─── DATA SECTION

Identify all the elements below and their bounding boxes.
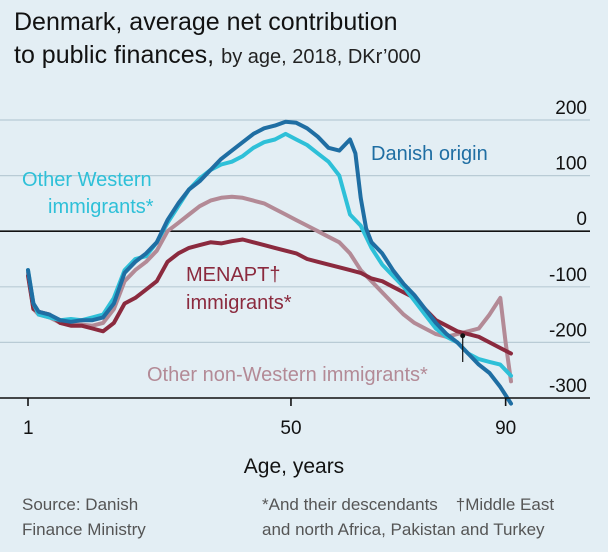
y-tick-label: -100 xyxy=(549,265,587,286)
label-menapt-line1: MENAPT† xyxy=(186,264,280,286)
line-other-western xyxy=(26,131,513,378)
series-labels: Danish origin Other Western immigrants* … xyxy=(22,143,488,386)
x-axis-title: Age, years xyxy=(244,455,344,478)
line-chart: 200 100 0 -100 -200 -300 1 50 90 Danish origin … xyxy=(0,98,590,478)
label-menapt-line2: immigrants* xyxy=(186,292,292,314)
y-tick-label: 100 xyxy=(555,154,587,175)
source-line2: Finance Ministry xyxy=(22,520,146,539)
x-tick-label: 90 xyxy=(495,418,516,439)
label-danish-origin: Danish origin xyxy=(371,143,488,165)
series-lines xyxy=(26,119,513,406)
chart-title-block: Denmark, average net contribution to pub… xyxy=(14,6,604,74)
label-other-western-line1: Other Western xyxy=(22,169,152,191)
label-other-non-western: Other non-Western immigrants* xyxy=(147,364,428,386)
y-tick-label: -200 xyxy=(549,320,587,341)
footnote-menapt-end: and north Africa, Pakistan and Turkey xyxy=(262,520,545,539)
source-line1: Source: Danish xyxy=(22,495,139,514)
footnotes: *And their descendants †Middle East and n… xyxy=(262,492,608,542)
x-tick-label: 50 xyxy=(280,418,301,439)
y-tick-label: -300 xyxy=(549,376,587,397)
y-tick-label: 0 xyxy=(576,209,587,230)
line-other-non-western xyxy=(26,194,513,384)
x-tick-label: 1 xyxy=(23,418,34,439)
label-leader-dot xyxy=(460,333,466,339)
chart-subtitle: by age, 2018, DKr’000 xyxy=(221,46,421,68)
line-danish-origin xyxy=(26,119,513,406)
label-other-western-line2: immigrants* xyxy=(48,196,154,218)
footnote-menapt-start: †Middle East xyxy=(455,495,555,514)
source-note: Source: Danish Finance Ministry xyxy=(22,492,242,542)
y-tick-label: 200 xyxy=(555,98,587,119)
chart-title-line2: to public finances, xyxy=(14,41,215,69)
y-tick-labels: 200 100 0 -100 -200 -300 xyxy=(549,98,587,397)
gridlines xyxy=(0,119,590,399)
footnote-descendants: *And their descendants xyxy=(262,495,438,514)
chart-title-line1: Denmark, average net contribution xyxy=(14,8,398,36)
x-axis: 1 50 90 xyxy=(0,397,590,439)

──────

**SHORT EXERCISE**
Write out all the lines above again, swapping every "Finance Ministry" for "Ministry of Finance" and changing nothing else. Leave the pictures out.

**EXERCISE RESULT**
Identify all the elements below and their bounding boxes.
y-tick-label: -100 xyxy=(549,265,587,286)
label-menapt-line1: MENAPT† xyxy=(186,264,280,286)
line-other-western xyxy=(26,131,513,378)
series-labels: Danish origin Other Western immigrants* … xyxy=(22,143,488,386)
x-axis-title: Age, years xyxy=(244,455,344,478)
line-chart: 200 100 0 -100 -200 -300 1 50 90 Danish origin … xyxy=(0,98,590,478)
label-menapt-line2: immigrants* xyxy=(186,292,292,314)
y-tick-label: 100 xyxy=(555,154,587,175)
source-line2: Ministry of Finance xyxy=(22,520,146,539)
x-tick-label: 90 xyxy=(495,418,516,439)
label-danish-origin: Danish origin xyxy=(371,143,488,165)
series-lines xyxy=(26,119,513,406)
chart-title-block: Denmark, average net contribution to pub… xyxy=(14,6,604,74)
label-other-western-line1: Other Western xyxy=(22,169,152,191)
label-other-non-western: Other non-Western immigrants* xyxy=(147,364,428,386)
y-tick-label: -200 xyxy=(549,320,587,341)
footnote-menapt-end: and north Africa, Pakistan and Turkey xyxy=(262,520,545,539)
source-line1: Source: Danish xyxy=(22,495,139,514)
footnotes: *And their descendants †Middle East and n… xyxy=(262,492,608,542)
x-tick-label: 50 xyxy=(280,418,301,439)
y-tick-label: -300 xyxy=(549,376,587,397)
y-tick-label: 0 xyxy=(576,209,587,230)
line-other-non-western xyxy=(26,194,513,384)
x-tick-label: 1 xyxy=(23,418,34,439)
label-leader-dot xyxy=(460,333,466,339)
chart-subtitle: by age, 2018, DKr’000 xyxy=(221,46,421,68)
line-danish-origin xyxy=(26,119,513,406)
label-other-western-line2: immigrants* xyxy=(48,196,154,218)
footnote-menapt-start: †Middle East xyxy=(455,495,555,514)
source-note: Source: Danish Ministry of Finance xyxy=(22,492,242,542)
y-tick-label: 200 xyxy=(555,98,587,119)
chart-title-line2: to public finances, xyxy=(14,41,215,69)
y-tick-labels: 200 100 0 -100 -200 -300 xyxy=(549,98,587,397)
gridlines xyxy=(0,119,590,399)
footnote-descendants: *And their descendants xyxy=(262,495,438,514)
chart-title-line1: Denmark, average net contribution xyxy=(14,8,398,36)
x-axis: 1 50 90 xyxy=(0,397,590,439)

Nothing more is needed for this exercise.